● Requirement:
Please write out the entries again, starting with the line with "eq1-c: = m(x" and going on through the line with "678, 602, 713]", replacing "condition-text" with "condition-label" and changing nothing else.

● Entries from a dataset:
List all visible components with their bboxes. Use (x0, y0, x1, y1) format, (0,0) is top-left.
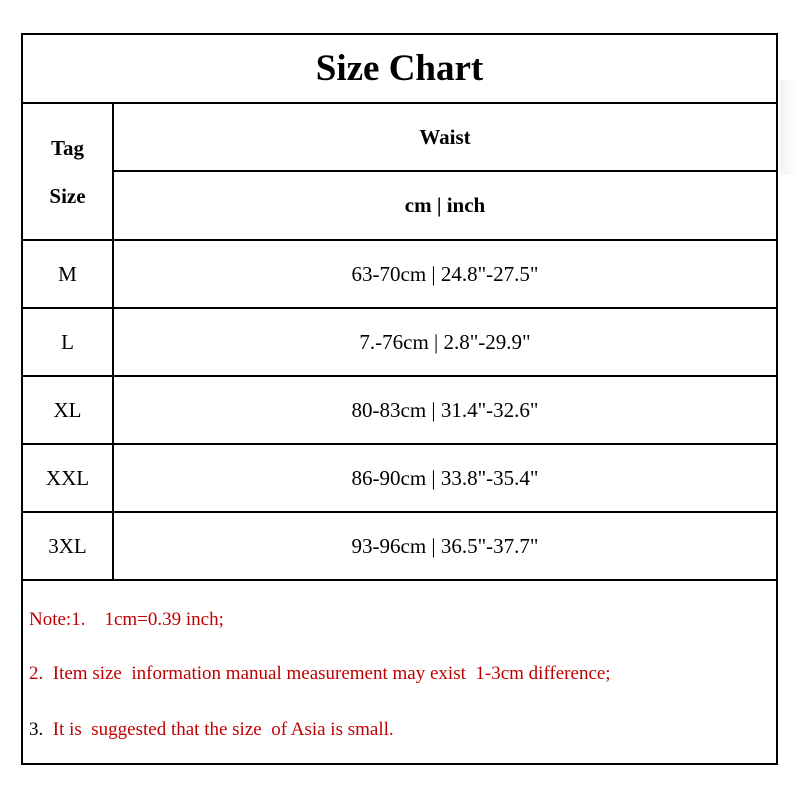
edge-shadow (780, 80, 800, 175)
table-row (23, 241, 776, 309)
table-row (23, 309, 776, 377)
table-row (23, 513, 776, 581)
units-header: cm | inch (114, 172, 776, 241)
table-row (23, 377, 776, 445)
note-measurement: 2. Item size information manual measurement may exist 1-3cm difference; (29, 663, 611, 684)
note-asia-size-text: It is suggested that the size of Asia is small. (43, 719, 394, 740)
size-cell: 3XL (23, 513, 114, 579)
tag-size-header-line2: Size (49, 183, 86, 208)
notes-section (23, 581, 776, 763)
size-chart-table (21, 33, 778, 765)
tag-size-header-line1: Tag (50, 135, 85, 160)
size-cell: XXL (23, 445, 114, 511)
note-asia-size-number: 3. (29, 719, 44, 740)
waist-header: Waist (114, 104, 776, 172)
size-cell: M (23, 241, 114, 307)
tag-size-header (23, 104, 114, 241)
table-row (23, 445, 776, 513)
size-cell: XL (23, 377, 114, 443)
waist-cell: 93-96cm | 36.5"-37.7" (351, 533, 539, 558)
note-asia-size (29, 719, 394, 741)
waist-cell: 63-70cm | 24.8"-27.5" (351, 261, 539, 286)
waist-cell: 80-83cm | 31.4"-32.6" (351, 397, 539, 422)
note-conversion: Note:1. 1cm=0.39 inch; (29, 609, 224, 630)
size-cell: L (23, 309, 114, 375)
waist-cell: 86-90cm | 33.8"-35.4" (351, 465, 539, 490)
waist-cell: 7.-76cm | 2.8"-29.9" (359, 329, 531, 354)
size-rows (23, 241, 776, 581)
chart-title: Size Chart (23, 35, 776, 104)
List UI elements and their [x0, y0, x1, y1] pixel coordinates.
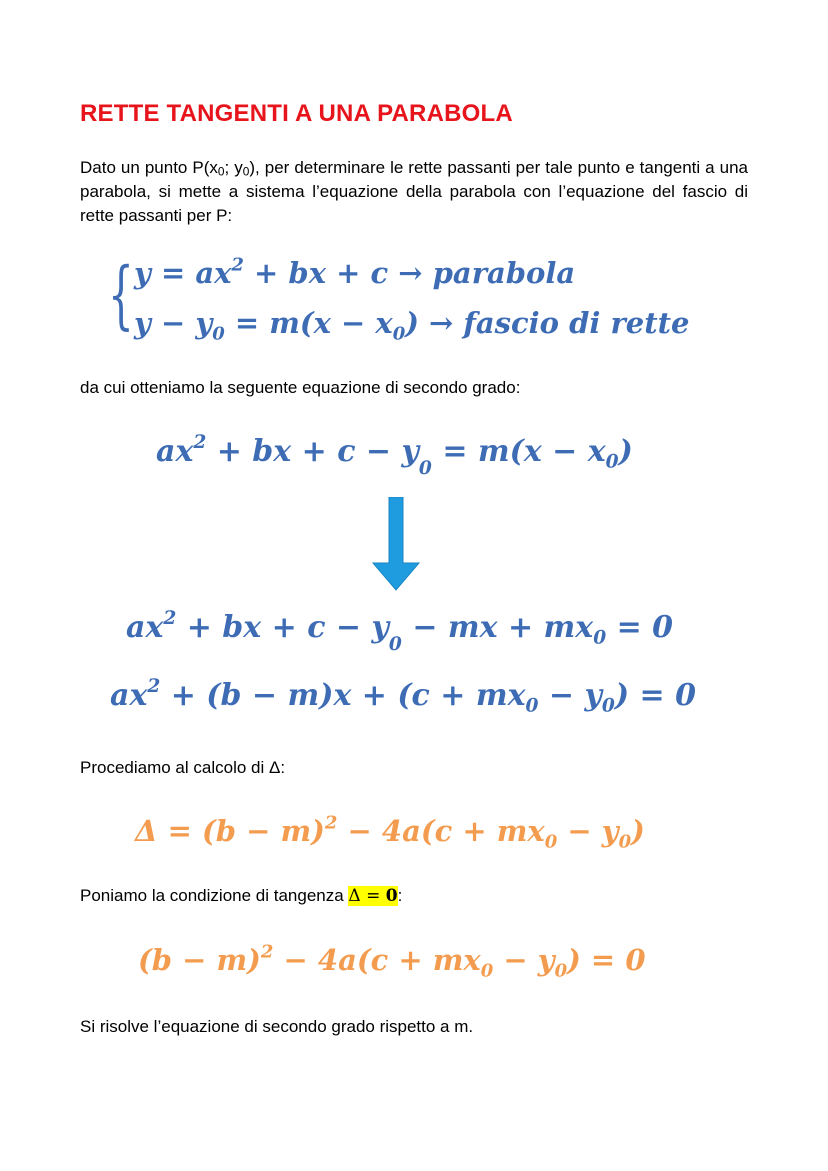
eq1-c: = m(x − x	[431, 434, 606, 469]
condition-text	[80, 884, 748, 908]
equation-standard-form	[110, 674, 696, 718]
system-line2-sub2: 0	[392, 323, 406, 345]
eqd-c: − y	[557, 814, 619, 848]
equation-second-degree	[156, 430, 633, 480]
eqd-b: − 4a(c + mx	[337, 814, 545, 848]
eq2-b: + bx + c − y	[176, 610, 389, 645]
conclusion-text: Si risolve l’equazione di secondo grado rispetto a m.	[80, 1017, 474, 1036]
eq3-c: − y	[538, 678, 602, 713]
from-which-text: da cui otteniamo la seguente equazione di secondo grado:	[80, 378, 521, 397]
eq1-sub2: 0	[605, 451, 619, 473]
eq3-d: ) = 0	[614, 678, 696, 713]
eq2-d: = 0	[606, 610, 674, 645]
system-line2-b: = m(x − x	[224, 306, 393, 340]
system-line-parabola	[134, 253, 575, 293]
delta-text: Procediamo al calcolo di Δ:	[80, 758, 286, 777]
down-arrow-icon	[372, 497, 420, 591]
eq2-a: ax	[126, 610, 164, 645]
intro-sub-x: 0	[217, 164, 225, 179]
eqd-sub2: 0	[618, 831, 632, 853]
system-line2-sub1: 0	[212, 323, 225, 345]
page-title: RETTE TANGENTI A UNA PARABOLA	[80, 100, 513, 127]
condition-before: Poniamo la condizione di tangenza	[80, 886, 349, 905]
system-line1-rhs: + bx + c → parabola	[243, 256, 576, 290]
eq2-c: − mx + mx	[401, 610, 594, 645]
eqt-c: − y	[493, 943, 555, 977]
eqt-b: − 4a(c + mx	[273, 943, 481, 977]
equation-delta	[135, 809, 645, 853]
system-line-fascio	[134, 303, 689, 343]
intro-paragraph	[80, 156, 748, 228]
eq3-b: + (b − m)x + (c + mx	[160, 678, 526, 713]
highlight-a: Δ =	[348, 886, 386, 906]
delta-zero-highlight	[348, 886, 397, 906]
eqd-sub1: 0	[544, 831, 558, 853]
intro-sub-y: 0	[242, 164, 250, 179]
eqt-d: ) = 0	[567, 943, 646, 977]
eq2-sub2: 0	[593, 627, 607, 649]
eq1-d: )	[618, 434, 633, 469]
eq1-sub1: 0	[418, 458, 432, 480]
eq1-exp: 2	[193, 431, 207, 453]
eq1-b: + bx + c − y	[206, 434, 419, 469]
eqt-sub2: 0	[554, 960, 568, 982]
equation-expanded	[126, 606, 674, 656]
system-line1-exp: 2	[231, 254, 244, 276]
eqd-a: Δ = (b − m)	[135, 814, 325, 848]
system-brace: {	[108, 252, 134, 338]
intro-text-1: Dato un punto P(x	[80, 158, 218, 177]
system-line1-lhs: y = ax	[134, 256, 232, 290]
equation-tangency	[138, 938, 646, 982]
eq3-sub1: 0	[525, 695, 539, 717]
eqd-exp: 2	[324, 812, 338, 834]
eqt-sub1: 0	[480, 960, 494, 982]
eqt-exp: 2	[260, 941, 274, 963]
condition-after: :	[397, 886, 403, 905]
eq3-sub2: 0	[601, 695, 615, 717]
eq3-exp: 2	[147, 675, 161, 697]
system-line2-c: ) → fascio di rette	[405, 306, 690, 340]
down-arrow-shape	[373, 497, 419, 590]
eq2-exp: 2	[163, 607, 177, 629]
eqd-d: )	[631, 814, 645, 848]
intro-text-3: ), per determinare le rette passanti per tale punto e tangenti a una parabola, si mette a sistema l’equazione della parabola con l’equazione del fascio di rette passanti per P:	[80, 158, 748, 225]
intro-text-2: ; y	[224, 158, 243, 177]
highlight-b: 0	[385, 886, 398, 906]
eqt-a: (b − m)	[138, 943, 261, 977]
eq3-a: ax	[110, 678, 148, 713]
eq2-sub1: 0	[388, 634, 402, 656]
eq1-a: ax	[156, 434, 194, 469]
system-line2-a: y − y	[134, 306, 213, 340]
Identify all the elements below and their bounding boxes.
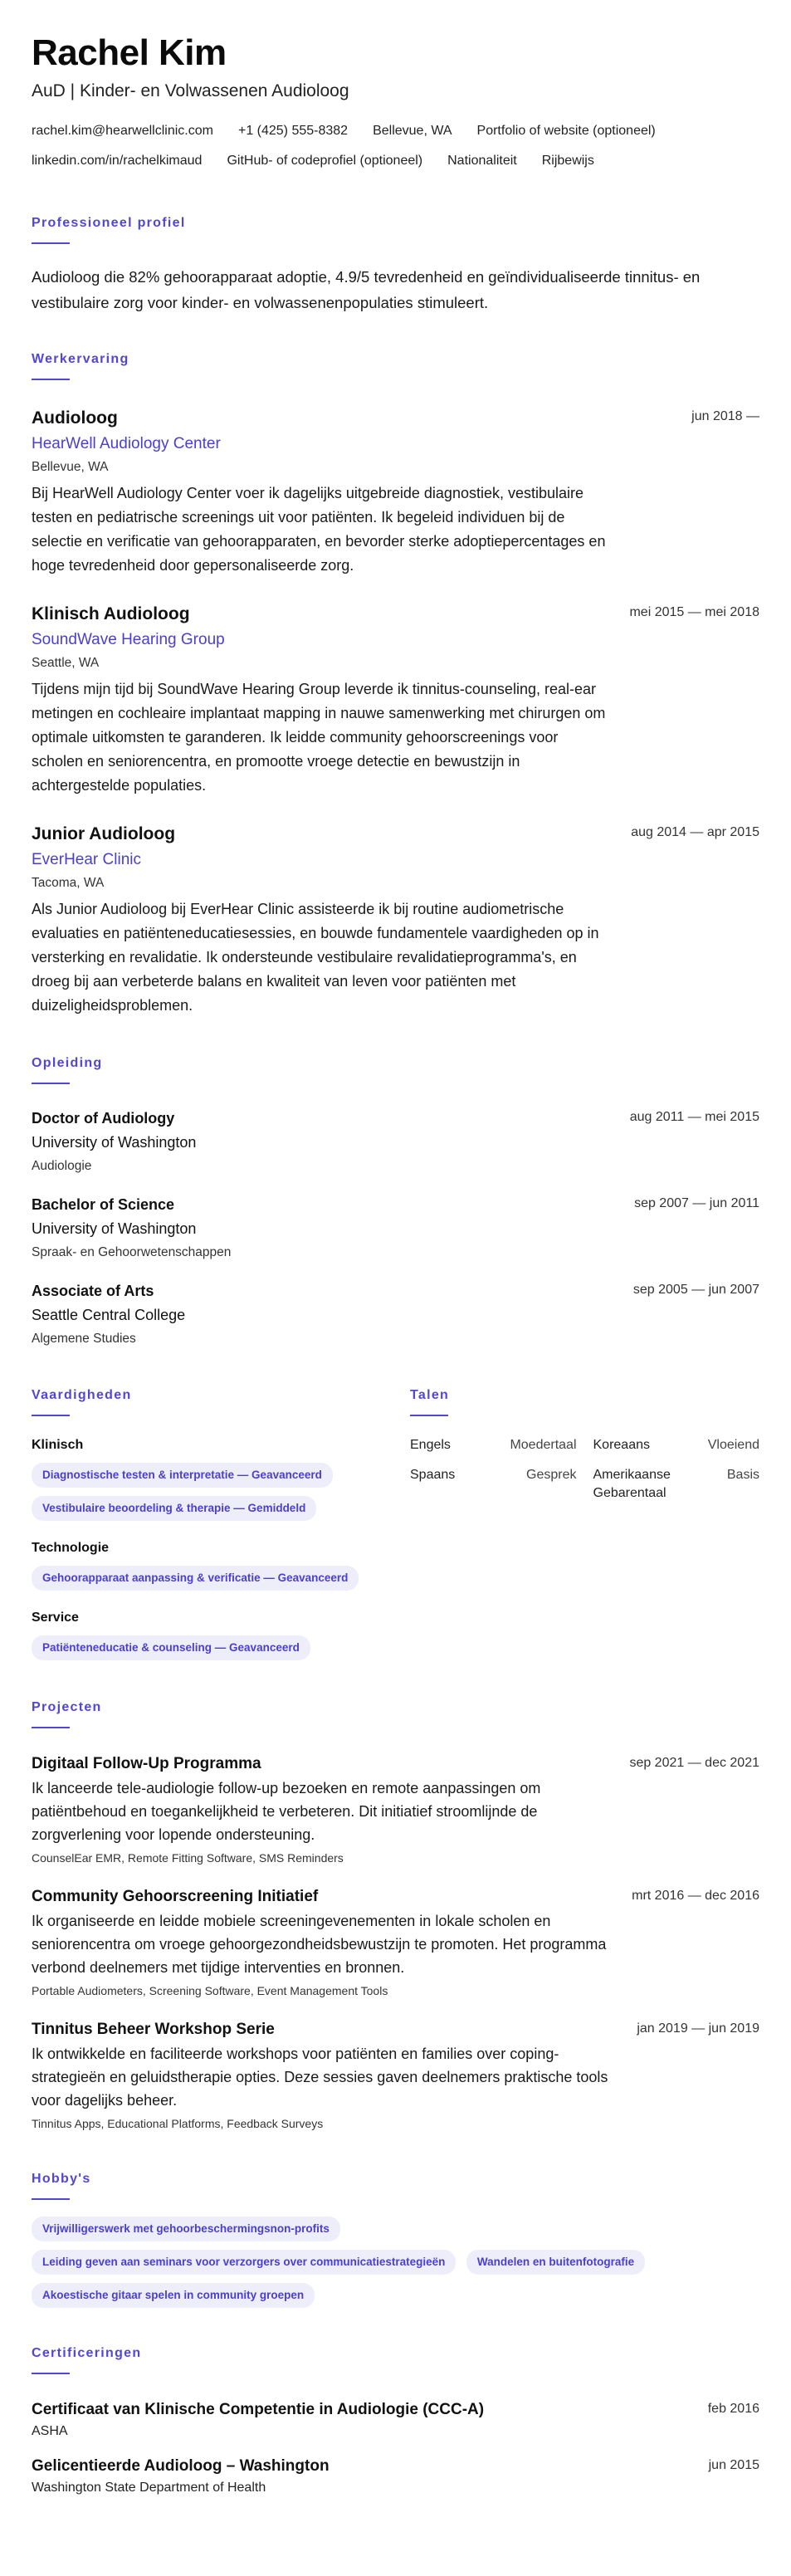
project-title: Tinnitus Beheer Workshop Serie xyxy=(32,2021,275,2038)
education-field: Spraak- en Gehoorwetenschappen xyxy=(32,1245,232,1259)
language-name: Koreaans xyxy=(593,1438,650,1452)
education-school: Seattle Central College xyxy=(32,1307,186,1323)
languages-section xyxy=(410,1386,759,1660)
education-dates: sep 2007 — jun 2011 xyxy=(634,1196,759,1210)
certification-date: feb 2016 xyxy=(707,2402,759,2416)
section-divider xyxy=(32,1727,70,1728)
education-entry xyxy=(32,1280,759,1348)
job-location: Tacoma, WA xyxy=(32,876,105,890)
certification-issuer: ASHA xyxy=(32,2424,68,2438)
skill-category-name: Service xyxy=(32,1611,79,1625)
language-name: Engels xyxy=(410,1438,451,1452)
project-entry xyxy=(32,1753,759,1866)
contact-location: Bellevue, WA xyxy=(373,124,452,138)
skill-chip: Diagnostische testen & interpretatie — Geavanceerd xyxy=(32,1463,333,1488)
education-school: University of Washington xyxy=(32,1134,197,1151)
job-description: Tijdens mijn tijd bij SoundWave Hearing Group leverde ik tinnitus-counseling, real-ear metingen en cochleaire implantaat mapping in nauwe samenwerking met chirurgen om optimale uitkomsten te garanderen. Ik leidde community gehoorscreenings voor scholen en seniorencentra, en promootte vroege detectie en bewustzijn in achtergestelde populaties. xyxy=(32,681,606,794)
education-entry xyxy=(32,1194,759,1262)
project-title: Digitaal Follow-Up Programma xyxy=(32,1755,261,1772)
education-degree: Doctor of Audiology xyxy=(32,1110,175,1127)
summary-text: Audioloog die 82% gehoorapparaat adoptie, 4.9/5 tevredenheid en geïndividualiseerde tinnitus- en vestibulaire zorg voor kinder- en volwassenenpopulaties stimuleert. xyxy=(32,268,701,311)
contact-nationality: Nationaliteit xyxy=(447,154,517,168)
hobby-chip: Vrijwilligerswerk met gehoorbeschermingsnon-profits xyxy=(32,2217,340,2241)
project-description: Ik lanceerde tele-audiologie follow-up bezoeken en remote aanpassingen om patiëntbehoud en toegankelijkheid te verbeteren. Dit initiatief stroomlijnde de zorgverlening voor lopende ondersteuning. xyxy=(32,1780,541,1843)
section-divider xyxy=(32,2373,70,2374)
hobby-chip-list xyxy=(32,2208,759,2308)
project-tools: CounselEar EMR, Remote Fitting Software, SMS Reminders xyxy=(32,1851,344,1865)
section-title-languages: Talen xyxy=(410,1388,450,1402)
certification-entry xyxy=(32,2399,759,2441)
skill-chip-list xyxy=(32,1627,410,1660)
certification-issuer: Washington State Department of Health xyxy=(32,2481,266,2495)
contact-phone[interactable]: +1 (425) 555-8382 xyxy=(237,124,349,138)
section-title-summary: Professioneel profiel xyxy=(32,216,186,230)
candidate-headline: AuD | Kinder- en Volwassenen Audioloog xyxy=(32,81,349,100)
education-dates: sep 2005 — jun 2007 xyxy=(632,1283,759,1297)
job-description: Als Junior Audioloog bij EverHear Clinic assisteerde ik bij routine audiometrische evaluaties en patiënteneducatiesessies, en bouwde fundamentele vaardigheden op in versterking en revalidatie. Ik ondersteunde vestibulaire revalidatieprogramma's, en droeg bij aan verbeterde balans en kwaliteit van leven voor patiënten met duizeligheidsproblemen. xyxy=(32,901,599,1014)
job-dates: jun 2018 — xyxy=(691,409,759,423)
candidate-name: Rachel Kim xyxy=(32,32,227,73)
section-divider xyxy=(410,1415,448,1416)
section-title-certifications: Certificeringen xyxy=(32,2346,142,2360)
language-level: Vloeiend xyxy=(707,1438,759,1452)
hobby-chip: Akoestische gitaar spelen in community groepen xyxy=(32,2283,315,2308)
skill-category-name: Technologie xyxy=(32,1541,110,1555)
contact-email[interactable]: rachel.kim@hearwellclinic.com xyxy=(32,124,213,138)
job-dates: mei 2015 — mei 2018 xyxy=(629,605,759,619)
section-divider xyxy=(32,1415,70,1416)
job-location: Seattle, WA xyxy=(32,656,100,670)
language-name: Amerikaanse Gebarentaal xyxy=(593,1468,671,1500)
education-section xyxy=(32,1054,759,1348)
job-company: HearWell Audiology Center xyxy=(32,435,221,452)
project-tools: Portable Audiometers, Screening Software, Event Management Tools xyxy=(32,1984,388,1997)
experience-section xyxy=(32,350,759,1018)
project-description: Ik organiseerde en leidde mobiele screeningevenementen in lokale scholen en seniorencentra om vroege gehoorgezondheidsbewustzijn te promoten. Het programma verbond deelnemers met tijdige interventies en bronnen. xyxy=(32,1913,607,1976)
language-item xyxy=(593,1436,760,1454)
certification-name: Gelicentieerde Audioloog – Washington xyxy=(32,2457,330,2475)
education-school: University of Washington xyxy=(32,1220,197,1237)
section-divider xyxy=(32,379,70,380)
job-company: SoundWave Hearing Group xyxy=(32,631,225,648)
project-dates: mrt 2016 — dec 2016 xyxy=(632,1889,759,1903)
resume-header xyxy=(32,32,759,171)
skill-chip: Vestibulaire beoordeling & therapie — Gemiddeld xyxy=(32,1496,316,1521)
section-title-hobbies: Hobby's xyxy=(32,2172,91,2186)
education-entry xyxy=(32,1107,759,1176)
section-title-education: Opleiding xyxy=(32,1056,103,1070)
job-entry xyxy=(32,603,759,798)
project-entry xyxy=(32,2019,759,2132)
certification-entry xyxy=(32,2456,759,2497)
job-entry xyxy=(32,407,759,578)
hobby-chip: Wandelen en buitenfotografie xyxy=(466,2250,645,2275)
education-field: Algemene Studies xyxy=(32,1332,136,1346)
job-entry xyxy=(32,823,759,1018)
section-divider xyxy=(32,2198,70,2200)
certification-name: Certificaat van Klinische Competentie in Audiologie (CCC-A) xyxy=(32,2401,485,2418)
language-level: Moedertaal xyxy=(510,1438,577,1452)
certification-date: jun 2015 xyxy=(708,2458,759,2472)
language-list xyxy=(410,1436,759,1503)
project-entry xyxy=(32,1886,759,1999)
projects-section xyxy=(32,1699,759,2132)
skill-category xyxy=(32,1436,410,1521)
section-divider xyxy=(32,242,70,244)
job-title: Junior Audioloog xyxy=(32,824,176,843)
section-title-skills: Vaardigheden xyxy=(32,1388,132,1402)
skills-section xyxy=(32,1386,410,1660)
education-field: Audiologie xyxy=(32,1159,92,1173)
section-divider xyxy=(32,1083,70,1084)
language-name: Spaans xyxy=(410,1468,456,1482)
job-location: Bellevue, WA xyxy=(32,460,109,474)
skill-chip-list xyxy=(32,1454,410,1521)
contact-linkedin[interactable]: linkedin.com/in/rachelkimaud xyxy=(32,154,203,168)
project-dates: jan 2019 — jun 2019 xyxy=(637,2021,759,2036)
project-dates: sep 2021 — dec 2021 xyxy=(629,1756,759,1770)
skill-category xyxy=(32,1539,410,1591)
hobby-chip: Leiding geven aan seminars voor verzorgers over communicatiestrategieën xyxy=(32,2250,456,2275)
project-description: Ik ontwikkelde en faciliteerde workshops voor patiënten en families over coping-strategieën en geluidstherapie opties. Deze sessies gaven deelnemers praktische tools voor dagelijks beheer. xyxy=(32,2046,608,2109)
hobbies-section xyxy=(32,2170,759,2308)
section-title-projects: Projecten xyxy=(32,1700,102,1714)
education-dates: aug 2011 — mei 2015 xyxy=(629,1110,759,1124)
job-description: Bij HearWell Audiology Center voer ik dagelijks uitgebreide diagnostiek, vestibulaire testen en pediatrische screenings uit voor patiënten. Ik begeleid individuen bij de selectie en verificatie van gehoorapparaten, en bevorder sterke adoptiepercentages en hoge tevredenheid door gepersonaliseerde zorg. xyxy=(32,485,606,574)
skills-languages-row xyxy=(32,1386,759,1660)
skill-chip: Gehoorapparaat aanpassing & verificatie — Geavanceerd xyxy=(32,1566,359,1591)
contact-drivers-license: Rijbewijs xyxy=(541,154,594,168)
skill-category xyxy=(32,1609,410,1660)
language-level: Basis xyxy=(726,1468,759,1482)
skill-chip-list xyxy=(32,1557,410,1591)
language-item xyxy=(410,1466,577,1503)
job-title: Audioloog xyxy=(32,408,118,428)
skill-chip: Patiënteneducatie & counseling — Geavanceerd xyxy=(32,1635,310,1660)
skill-category-name: Klinisch xyxy=(32,1438,84,1452)
education-degree: Associate of Arts xyxy=(32,1283,154,1299)
job-company: EverHear Clinic xyxy=(32,851,141,868)
section-title-experience: Werkervaring xyxy=(32,352,129,366)
job-dates: aug 2014 — apr 2015 xyxy=(631,825,759,839)
certifications-section xyxy=(32,2344,759,2497)
language-item xyxy=(593,1466,760,1503)
project-title: Community Gehoorscreening Initiatief xyxy=(32,1888,319,1905)
language-level: Gesprek xyxy=(526,1468,577,1482)
language-item xyxy=(410,1436,577,1454)
project-tools: Tinnitus Apps, Educational Platforms, Feedback Surveys xyxy=(32,2117,324,2130)
contact-portfolio[interactable]: Portfolio of website (optioneel) xyxy=(476,124,656,138)
education-degree: Bachelor of Science xyxy=(32,1196,175,1213)
contact-github[interactable]: GitHub- of codeprofiel (optioneel) xyxy=(227,154,423,168)
summary-section xyxy=(32,214,759,315)
job-title: Klinisch Audioloog xyxy=(32,604,190,623)
contact-list xyxy=(32,121,759,171)
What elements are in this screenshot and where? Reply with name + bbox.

● Full output:
eq1-c: = m(x − x	[431, 434, 606, 469]
condition-label	[80, 884, 748, 908]
equation-standard-form	[110, 674, 696, 718]
system-line2-sub2: 0	[392, 323, 406, 345]
eqd-c: − y	[557, 814, 619, 848]
equation-second-degree	[156, 430, 633, 480]
eqd-b: − 4a(c + mx	[337, 814, 545, 848]
eq2-b: + bx + c − y	[176, 610, 389, 645]
conclusion-text: Si risolve l’equazione di secondo grado rispetto a m.	[80, 1017, 474, 1036]
eq3-c: − y	[538, 678, 602, 713]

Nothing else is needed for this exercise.